_SUPPLIED INFORMATION_
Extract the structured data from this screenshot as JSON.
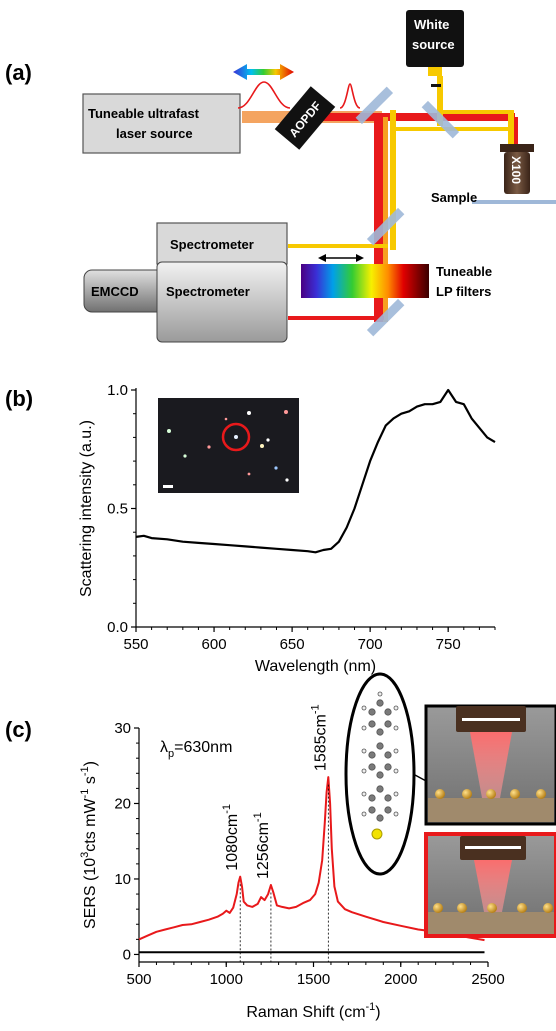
{
  "panel_a": {
    "label": "(a)",
    "laser_line1": "Tuneable ultrafast",
    "laser_line2": "laser source",
    "aopdf": "AOPDF",
    "white_line1": "White",
    "white_line2": "source",
    "objective": "X100",
    "sample": "Sample",
    "spectrometer_top": "Spectrometer",
    "spectrometer_bottom": "Spectrometer",
    "emccd": "EMCCD",
    "filters_line1": "Tuneable",
    "filters_line2": "LP filters"
  },
  "panel_b": {
    "label": "(b)"
  },
  "panel_c": {
    "label": "(c)",
    "lambda_symbol": "λ",
    "lambda_sub": "p",
    "lambda_value": "=630nm",
    "peaks": [
      {
        "text": "1080cm",
        "sup": "-1",
        "x": 1080
      },
      {
        "text": "1256cm",
        "sup": "-1",
        "x": 1256
      },
      {
        "text": "1585cm",
        "sup": "-1",
        "x": 1585
      }
    ]
  },
  "chart_data": [
    {
      "type": "line",
      "xlabel": "Wavelength (nm)",
      "ylabel": "Scattering intensity (a.u.)",
      "xlim": [
        550,
        780
      ],
      "ylim": [
        0.0,
        1.0
      ],
      "xticks": [
        "550",
        "600",
        "650",
        "700",
        "750"
      ],
      "yticks": [
        "0.0",
        "0.5",
        "1.0"
      ],
      "series": [
        {
          "color": "#000000",
          "x": [
            550,
            555,
            560,
            570,
            580,
            590,
            600,
            610,
            620,
            630,
            640,
            650,
            660,
            665,
            670,
            675,
            680,
            685,
            690,
            695,
            700,
            705,
            710,
            715,
            720,
            725,
            730,
            735,
            740,
            745,
            750,
            755,
            760,
            765,
            770,
            775,
            780
          ],
          "y": [
            0.38,
            0.385,
            0.375,
            0.37,
            0.36,
            0.355,
            0.35,
            0.345,
            0.34,
            0.335,
            0.33,
            0.325,
            0.32,
            0.315,
            0.325,
            0.33,
            0.36,
            0.42,
            0.5,
            0.6,
            0.7,
            0.78,
            0.85,
            0.88,
            0.9,
            0.91,
            0.93,
            0.94,
            0.94,
            0.95,
            1.0,
            0.95,
            0.94,
            0.88,
            0.84,
            0.8,
            0.78
          ]
        }
      ]
    },
    {
      "type": "line",
      "xlabel": "Raman Shift (cm-1)",
      "ylabel": "SERS (10^3 cts mW-1 s-1)",
      "xlim": [
        500,
        2500
      ],
      "ylim": [
        -1,
        30
      ],
      "xticks": [
        "500",
        "1000",
        "1500",
        "2000",
        "2500"
      ],
      "yticks": [
        "0",
        "10",
        "20",
        "30"
      ],
      "series": [
        {
          "color": "#e8191b",
          "x": [
            500,
            550,
            600,
            650,
            700,
            750,
            800,
            850,
            900,
            950,
            980,
            1000,
            1020,
            1040,
            1060,
            1070,
            1080,
            1090,
            1100,
            1120,
            1150,
            1180,
            1200,
            1220,
            1240,
            1256,
            1270,
            1290,
            1320,
            1360,
            1400,
            1440,
            1480,
            1510,
            1530,
            1550,
            1565,
            1575,
            1585,
            1595,
            1605,
            1620,
            1640,
            1680,
            1720,
            1800,
            1900,
            2000,
            2100,
            2200,
            2300,
            2400,
            2480
          ],
          "y": [
            2.0,
            2.5,
            3.0,
            3.3,
            3.6,
            3.9,
            4.0,
            4.3,
            4.6,
            5.0,
            5.4,
            5.8,
            5.5,
            6.2,
            8.0,
            9.5,
            10.3,
            9.0,
            7.0,
            6.5,
            6.3,
            6.7,
            7.6,
            7.2,
            8.0,
            9.2,
            8.2,
            6.5,
            6.3,
            6.1,
            6.3,
            6.8,
            7.2,
            8.0,
            9.5,
            12.5,
            17.5,
            21.5,
            23.5,
            20.0,
            14.0,
            9.0,
            7.0,
            6.0,
            5.6,
            5.0,
            4.3,
            3.8,
            3.3,
            3.0,
            2.6,
            2.2,
            1.9
          ]
        },
        {
          "color": "#000000",
          "x": [
            500,
            700,
            900,
            1100,
            1300,
            1500,
            1700,
            1900,
            2100,
            2300,
            2480
          ],
          "y": [
            0.3,
            0.3,
            0.3,
            0.3,
            0.3,
            0.3,
            0.3,
            0.3,
            0.3,
            0.3,
            0.3
          ]
        }
      ]
    }
  ],
  "colors": {
    "laser_red": "#e8191b",
    "white_yellow": "#f7c900",
    "laser_orange": "#f4a460",
    "mirror": "#9fb8d8",
    "box_gray": "#d9d9d9",
    "red_box": "#e8191b"
  }
}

_STATED PROBLEM_
Print each line of the material above exactly, with the pictures removed from your copy.

_RESULT BELOW_
Extract the structured data from this screenshot as JSON.
{
  "panel_a": {
    "label": "(a)",
    "laser_line1": "Tuneable ultrafast",
    "laser_line2": "laser source",
    "aopdf": "AOPDF",
    "white_line1": "White",
    "white_line2": "source",
    "objective": "X100",
    "sample": "Sample",
    "spectrometer_top": "Spectrometer",
    "spectrometer_bottom": "Spectrometer",
    "emccd": "EMCCD",
    "filters_line1": "Tuneable",
    "filters_line2": "LP filters"
  },
  "panel_b": {
    "label": "(b)"
  },
  "panel_c": {
    "label": "(c)",
    "lambda_symbol": "λ",
    "lambda_sub": "p",
    "lambda_value": "=630nm",
    "peaks": [
      {
        "text": "1080cm",
        "sup": "-1",
        "x": 1080
      },
      {
        "text": "1256cm",
        "sup": "-1",
        "x": 1256
      },
      {
        "text": "1585cm",
        "sup": "-1",
        "x": 1585
      }
    ]
  },
  "chart_data": [
    {
      "type": "line",
      "xlabel": "Wavelength (nm)",
      "ylabel": "Scattering intensity (a.u.)",
      "xlim": [
        550,
        780
      ],
      "ylim": [
        0.0,
        1.0
      ],
      "xticks": [
        "550",
        "600",
        "650",
        "700",
        "750"
      ],
      "yticks": [
        "0.0",
        "0.5",
        "1.0"
      ],
      "series": [
        {
          "color": "#000000",
          "x": [
            550,
            555,
            560,
            570,
            580,
            590,
            600,
            610,
            620,
            630,
            640,
            650,
            660,
            665,
            670,
            675,
            680,
            685,
            690,
            695,
            700,
            705,
            710,
            715,
            720,
            725,
            730,
            735,
            740,
            745,
            750,
            755,
            760,
            765,
            770,
            775,
            780
          ],
          "y": [
            0.38,
            0.385,
            0.375,
            0.37,
            0.36,
            0.355,
            0.35,
            0.345,
            0.34,
            0.335,
            0.33,
            0.325,
            0.32,
            0.315,
            0.325,
            0.33,
            0.36,
            0.42,
            0.5,
            0.6,
            0.7,
            0.78,
            0.85,
            0.88,
            0.9,
            0.91,
            0.93,
            0.94,
            0.94,
            0.95,
            1.0,
            0.95,
            0.94,
            0.88,
            0.84,
            0.8,
            0.78
          ]
        }
      ]
    },
    {
      "type": "line",
      "xlabel": "Raman Shift (cm-1)",
      "ylabel": "SERS (10^3 cts mW-1 s-1)",
      "xlim": [
        500,
        2500
      ],
      "ylim": [
        -1,
        30
      ],
      "xticks": [
        "500",
        "1000",
        "1500",
        "2000",
        "2500"
      ],
      "yticks": [
        "0",
        "10",
        "20",
        "30"
      ],
      "series": [
        {
          "color": "#e8191b",
          "x": [
            500,
            550,
            600,
            650,
            700,
            750,
            800,
            850,
            900,
            950,
            980,
            1000,
            1020,
            1040,
            1060,
            1070,
            1080,
            1090,
            1100,
            1120,
            1150,
            1180,
            1200,
            1220,
            1240,
            1256,
            1270,
            1290,
            1320,
            1360,
            1400,
            1440,
            1480,
            1510,
            1530,
            1550,
            1565,
            1575,
            1585,
            1595,
            1605,
            1620,
            1640,
            1680,
            1720,
            1800,
            1900,
            2000,
            2100,
            2200,
            2300,
            2400,
            2480
          ],
          "y": [
            2.0,
            2.5,
            3.0,
            3.3,
            3.6,
            3.9,
            4.0,
            4.3,
            4.6,
            5.0,
            5.4,
            5.8,
            5.5,
            6.2,
            8.0,
            9.5,
            10.3,
            9.0,
            7.0,
            6.5,
            6.3,
            6.7,
            7.6,
            7.2,
            8.0,
            9.2,
            8.2,
            6.5,
            6.3,
            6.1,
            6.3,
            6.8,
            7.2,
            8.0,
            9.5,
            12.5,
            17.5,
            21.5,
            23.5,
            20.0,
            14.0,
            9.0,
            7.0,
            6.0,
            5.6,
            5.0,
            4.3,
            3.8,
            3.3,
            3.0,
            2.6,
            2.2,
            1.9
          ]
        },
        {
          "color": "#000000",
          "x": [
            500,
            700,
            900,
            1100,
            1300,
            1500,
            1700,
            1900,
            2100,
            2300,
            2480
          ],
          "y": [
            0.3,
            0.3,
            0.3,
            0.3,
            0.3,
            0.3,
            0.3,
            0.3,
            0.3,
            0.3,
            0.3
          ]
        }
      ]
    }
  ],
  "colors": {
    "laser_red": "#e8191b",
    "white_yellow": "#f7c900",
    "laser_orange": "#f4a460",
    "mirror": "#9fb8d8",
    "box_gray": "#d9d9d9",
    "red_box": "#e8191b"
  }
}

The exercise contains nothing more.